(Dataset entries)
▼▼▼
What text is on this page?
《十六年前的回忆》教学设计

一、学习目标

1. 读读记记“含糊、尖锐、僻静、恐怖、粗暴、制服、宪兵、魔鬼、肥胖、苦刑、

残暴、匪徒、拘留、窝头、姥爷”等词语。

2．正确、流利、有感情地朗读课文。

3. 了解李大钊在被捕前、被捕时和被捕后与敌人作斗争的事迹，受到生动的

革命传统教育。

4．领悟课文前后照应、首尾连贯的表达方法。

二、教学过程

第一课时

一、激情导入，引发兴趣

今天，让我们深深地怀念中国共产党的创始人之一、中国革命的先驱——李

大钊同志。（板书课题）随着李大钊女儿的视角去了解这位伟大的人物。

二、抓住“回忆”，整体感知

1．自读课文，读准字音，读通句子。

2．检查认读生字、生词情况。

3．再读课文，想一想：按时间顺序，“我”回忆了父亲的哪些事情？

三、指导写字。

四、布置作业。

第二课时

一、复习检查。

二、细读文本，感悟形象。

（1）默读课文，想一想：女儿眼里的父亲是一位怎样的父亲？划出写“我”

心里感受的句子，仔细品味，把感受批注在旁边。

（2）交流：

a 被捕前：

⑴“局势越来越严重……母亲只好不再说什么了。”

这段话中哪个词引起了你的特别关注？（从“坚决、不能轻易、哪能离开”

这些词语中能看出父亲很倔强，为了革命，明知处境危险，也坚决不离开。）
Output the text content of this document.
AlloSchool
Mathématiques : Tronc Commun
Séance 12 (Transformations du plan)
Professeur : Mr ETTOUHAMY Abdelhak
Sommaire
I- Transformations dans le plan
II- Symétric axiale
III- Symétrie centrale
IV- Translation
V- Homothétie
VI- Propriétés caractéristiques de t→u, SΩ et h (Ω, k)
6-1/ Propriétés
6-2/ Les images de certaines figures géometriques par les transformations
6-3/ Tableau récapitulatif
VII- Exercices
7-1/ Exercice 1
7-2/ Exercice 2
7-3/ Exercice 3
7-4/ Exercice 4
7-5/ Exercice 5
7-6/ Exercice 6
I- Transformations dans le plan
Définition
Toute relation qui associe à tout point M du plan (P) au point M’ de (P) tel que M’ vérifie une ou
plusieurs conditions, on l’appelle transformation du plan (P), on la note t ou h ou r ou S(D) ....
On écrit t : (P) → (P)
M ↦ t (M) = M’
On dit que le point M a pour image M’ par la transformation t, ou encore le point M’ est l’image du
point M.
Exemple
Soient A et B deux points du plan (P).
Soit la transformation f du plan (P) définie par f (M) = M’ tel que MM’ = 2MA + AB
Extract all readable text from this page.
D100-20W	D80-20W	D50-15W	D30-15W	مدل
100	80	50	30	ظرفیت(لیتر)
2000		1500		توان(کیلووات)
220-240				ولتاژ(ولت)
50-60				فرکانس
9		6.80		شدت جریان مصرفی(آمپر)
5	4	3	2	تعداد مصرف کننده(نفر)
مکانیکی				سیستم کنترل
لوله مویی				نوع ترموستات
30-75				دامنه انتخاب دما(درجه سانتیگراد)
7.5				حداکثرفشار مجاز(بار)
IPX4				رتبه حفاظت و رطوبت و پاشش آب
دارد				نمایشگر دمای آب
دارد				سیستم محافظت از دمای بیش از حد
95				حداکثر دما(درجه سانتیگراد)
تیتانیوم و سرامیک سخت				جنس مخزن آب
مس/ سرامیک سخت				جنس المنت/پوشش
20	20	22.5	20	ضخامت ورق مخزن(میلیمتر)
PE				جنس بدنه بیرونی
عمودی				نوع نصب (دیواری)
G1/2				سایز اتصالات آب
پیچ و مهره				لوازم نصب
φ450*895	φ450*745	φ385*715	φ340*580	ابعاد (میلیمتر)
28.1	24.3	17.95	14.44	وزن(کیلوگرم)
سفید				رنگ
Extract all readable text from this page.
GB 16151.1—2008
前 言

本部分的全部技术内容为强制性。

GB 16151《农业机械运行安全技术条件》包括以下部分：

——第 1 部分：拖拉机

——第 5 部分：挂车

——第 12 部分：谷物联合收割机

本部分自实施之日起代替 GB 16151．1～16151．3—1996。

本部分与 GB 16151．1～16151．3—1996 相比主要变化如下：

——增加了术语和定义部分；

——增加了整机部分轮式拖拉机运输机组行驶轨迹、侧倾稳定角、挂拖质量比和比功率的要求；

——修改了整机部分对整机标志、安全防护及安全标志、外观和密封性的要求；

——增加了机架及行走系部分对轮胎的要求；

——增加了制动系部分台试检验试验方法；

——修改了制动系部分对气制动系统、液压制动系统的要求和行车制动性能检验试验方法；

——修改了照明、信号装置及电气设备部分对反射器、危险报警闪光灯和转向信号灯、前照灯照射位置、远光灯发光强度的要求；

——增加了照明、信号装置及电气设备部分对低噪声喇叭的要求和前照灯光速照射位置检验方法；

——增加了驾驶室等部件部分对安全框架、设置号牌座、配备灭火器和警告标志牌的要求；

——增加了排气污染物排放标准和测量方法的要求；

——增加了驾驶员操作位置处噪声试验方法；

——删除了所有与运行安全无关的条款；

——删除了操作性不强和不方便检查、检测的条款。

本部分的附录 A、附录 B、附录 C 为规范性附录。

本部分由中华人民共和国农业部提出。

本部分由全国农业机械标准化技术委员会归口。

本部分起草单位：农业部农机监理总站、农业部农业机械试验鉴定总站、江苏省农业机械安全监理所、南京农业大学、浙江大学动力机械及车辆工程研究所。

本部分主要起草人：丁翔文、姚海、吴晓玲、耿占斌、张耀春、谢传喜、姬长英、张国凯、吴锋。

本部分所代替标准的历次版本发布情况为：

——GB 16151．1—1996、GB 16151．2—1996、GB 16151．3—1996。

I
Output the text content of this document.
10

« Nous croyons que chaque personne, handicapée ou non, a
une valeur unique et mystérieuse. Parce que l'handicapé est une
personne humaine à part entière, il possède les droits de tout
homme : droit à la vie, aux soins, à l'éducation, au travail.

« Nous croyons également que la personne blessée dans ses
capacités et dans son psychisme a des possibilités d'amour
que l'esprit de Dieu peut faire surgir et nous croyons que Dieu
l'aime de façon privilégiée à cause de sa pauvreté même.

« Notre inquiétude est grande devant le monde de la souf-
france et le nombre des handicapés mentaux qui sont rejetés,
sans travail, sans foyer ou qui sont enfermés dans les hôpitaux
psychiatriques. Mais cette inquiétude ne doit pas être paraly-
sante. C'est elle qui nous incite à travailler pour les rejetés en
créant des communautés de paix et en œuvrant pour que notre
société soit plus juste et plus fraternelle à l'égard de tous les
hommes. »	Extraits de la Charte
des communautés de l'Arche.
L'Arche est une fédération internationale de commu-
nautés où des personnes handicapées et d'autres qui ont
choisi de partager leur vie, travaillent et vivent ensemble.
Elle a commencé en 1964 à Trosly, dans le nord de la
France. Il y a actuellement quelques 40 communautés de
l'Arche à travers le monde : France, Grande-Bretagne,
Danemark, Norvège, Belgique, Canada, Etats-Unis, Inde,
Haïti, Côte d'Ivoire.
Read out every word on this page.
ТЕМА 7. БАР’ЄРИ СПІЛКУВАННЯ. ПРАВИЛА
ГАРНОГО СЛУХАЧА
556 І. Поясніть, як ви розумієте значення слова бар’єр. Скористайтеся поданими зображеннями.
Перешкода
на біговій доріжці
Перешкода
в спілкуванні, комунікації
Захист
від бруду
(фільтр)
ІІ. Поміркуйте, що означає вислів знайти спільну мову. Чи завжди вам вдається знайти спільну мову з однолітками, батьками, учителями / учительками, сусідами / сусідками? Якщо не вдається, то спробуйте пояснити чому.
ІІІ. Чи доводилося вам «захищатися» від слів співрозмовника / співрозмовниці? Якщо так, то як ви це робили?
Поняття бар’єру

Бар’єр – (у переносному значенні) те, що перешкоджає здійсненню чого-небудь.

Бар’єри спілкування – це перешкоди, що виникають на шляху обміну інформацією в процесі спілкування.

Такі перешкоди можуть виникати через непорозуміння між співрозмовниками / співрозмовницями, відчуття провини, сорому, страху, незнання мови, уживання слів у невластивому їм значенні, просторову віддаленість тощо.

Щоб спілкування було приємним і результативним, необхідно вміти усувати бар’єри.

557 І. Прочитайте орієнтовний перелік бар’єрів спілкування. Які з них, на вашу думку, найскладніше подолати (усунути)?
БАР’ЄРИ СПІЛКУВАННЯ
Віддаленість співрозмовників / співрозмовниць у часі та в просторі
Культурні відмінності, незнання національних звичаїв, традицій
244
▲▲▲
◆ **Problem to work on**: Identify which lines contain the word "communautés" and copy each one.

◆ **Solved exercise**:
créant des communautés de paix et en œuvrant pour que notre
des communautés de l'Arche.
France. Il y a actuellement quelques 40 communautés de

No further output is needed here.